_Exercise_
Can you copy every line of the entries below word for word, leaving out the pictures?

Layout region records:
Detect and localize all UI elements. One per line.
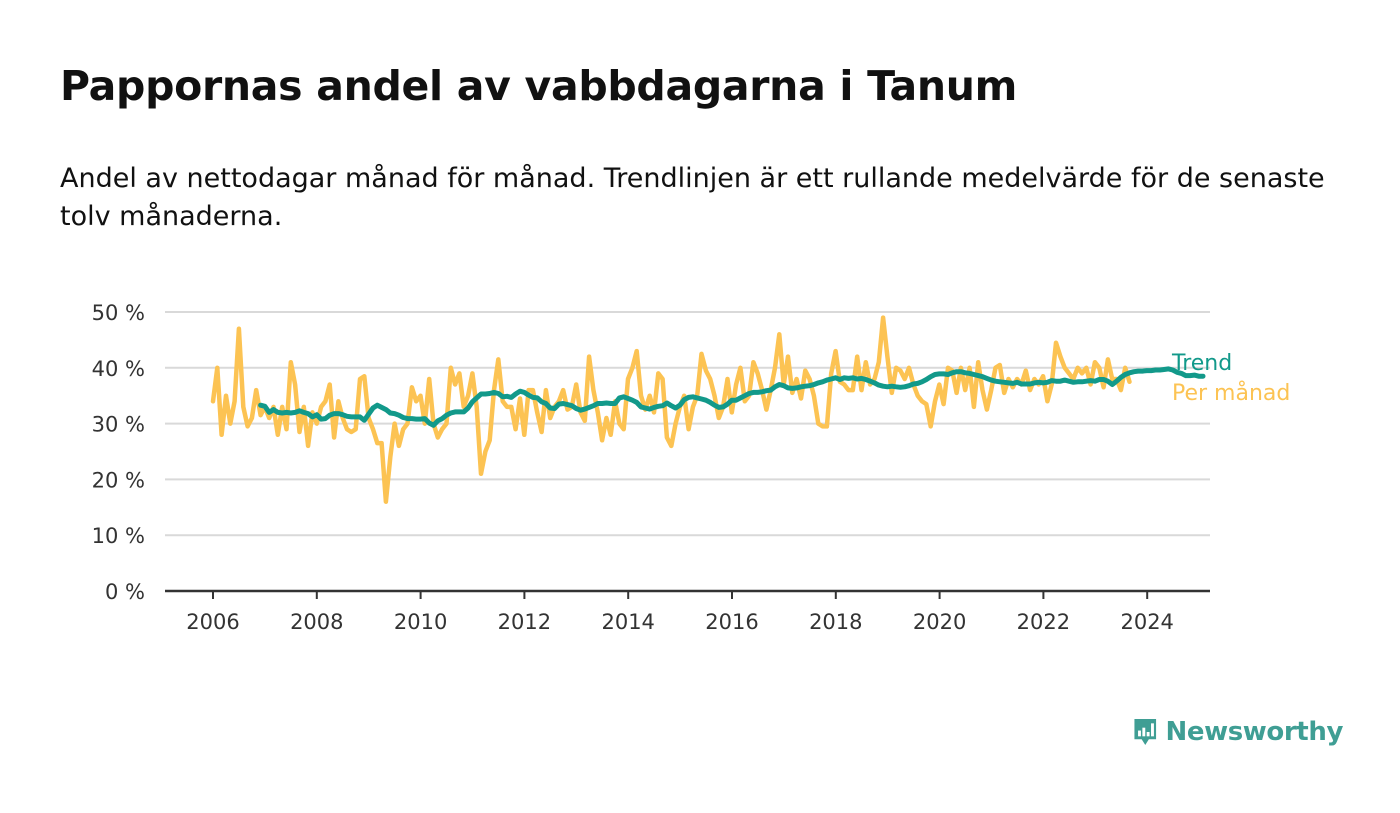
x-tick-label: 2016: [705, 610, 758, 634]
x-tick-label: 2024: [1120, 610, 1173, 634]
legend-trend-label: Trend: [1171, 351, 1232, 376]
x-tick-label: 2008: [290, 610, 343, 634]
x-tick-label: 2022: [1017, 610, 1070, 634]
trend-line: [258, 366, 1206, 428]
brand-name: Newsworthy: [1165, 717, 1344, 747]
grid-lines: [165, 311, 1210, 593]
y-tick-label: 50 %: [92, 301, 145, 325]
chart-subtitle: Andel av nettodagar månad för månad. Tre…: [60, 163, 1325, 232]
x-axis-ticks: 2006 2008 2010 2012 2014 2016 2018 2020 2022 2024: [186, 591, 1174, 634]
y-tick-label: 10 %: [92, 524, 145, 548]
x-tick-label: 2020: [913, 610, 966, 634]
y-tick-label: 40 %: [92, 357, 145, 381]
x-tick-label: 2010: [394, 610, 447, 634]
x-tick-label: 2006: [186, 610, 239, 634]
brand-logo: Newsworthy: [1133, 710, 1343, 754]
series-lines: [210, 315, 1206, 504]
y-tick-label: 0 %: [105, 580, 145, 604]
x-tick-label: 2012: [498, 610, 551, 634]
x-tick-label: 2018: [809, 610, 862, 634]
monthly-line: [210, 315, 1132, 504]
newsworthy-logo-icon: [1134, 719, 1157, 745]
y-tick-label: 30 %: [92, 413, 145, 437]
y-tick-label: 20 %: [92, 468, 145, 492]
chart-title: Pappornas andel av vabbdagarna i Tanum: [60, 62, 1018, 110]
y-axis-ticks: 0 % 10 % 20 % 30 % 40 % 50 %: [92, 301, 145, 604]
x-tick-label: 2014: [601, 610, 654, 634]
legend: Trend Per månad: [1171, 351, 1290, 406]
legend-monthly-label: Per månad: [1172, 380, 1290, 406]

_Reply_
Detect and localize all UI elements. One per line.
x-tick-label: 2016: [705, 610, 758, 634]
x-tick-label: 2024: [1120, 610, 1173, 634]
legend-trend-label: Trend: [1171, 351, 1232, 376]
x-tick-label: 2008: [290, 610, 343, 634]
x-tick-label: 2022: [1017, 610, 1070, 634]
trend-line: [258, 366, 1206, 428]
brand-name: Newsworthy: [1165, 717, 1344, 747]
grid-lines: [165, 311, 1210, 593]
y-tick-label: 50 %: [92, 301, 145, 325]
chart-subtitle: Andel av nettodagar månad för månad. Tre…: [60, 163, 1325, 232]
x-axis-ticks: 2006 2008 2010 2012 2014 2016 2018 2020 2022 2024: [186, 591, 1174, 634]
y-tick-label: 10 %: [92, 524, 145, 548]
x-tick-label: 2020: [913, 610, 966, 634]
y-tick-label: 40 %: [92, 357, 145, 381]
x-tick-label: 2010: [394, 610, 447, 634]
x-tick-label: 2006: [186, 610, 239, 634]
brand-logo: Newsworthy: [1133, 710, 1343, 754]
series-lines: [210, 315, 1206, 504]
y-tick-label: 0 %: [105, 580, 145, 604]
x-tick-label: 2012: [498, 610, 551, 634]
x-tick-label: 2018: [809, 610, 862, 634]
monthly-line: [210, 315, 1132, 504]
newsworthy-logo-icon: [1134, 719, 1157, 745]
y-tick-label: 30 %: [92, 413, 145, 437]
y-tick-label: 20 %: [92, 468, 145, 492]
chart-title: Pappornas andel av vabbdagarna i Tanum: [60, 62, 1018, 110]
y-axis-ticks: 0 % 10 % 20 % 30 % 40 % 50 %: [92, 301, 145, 604]
x-tick-label: 2014: [601, 610, 654, 634]
legend: Trend Per månad: [1171, 351, 1290, 406]
legend-monthly-label: Per månad: [1172, 380, 1290, 406]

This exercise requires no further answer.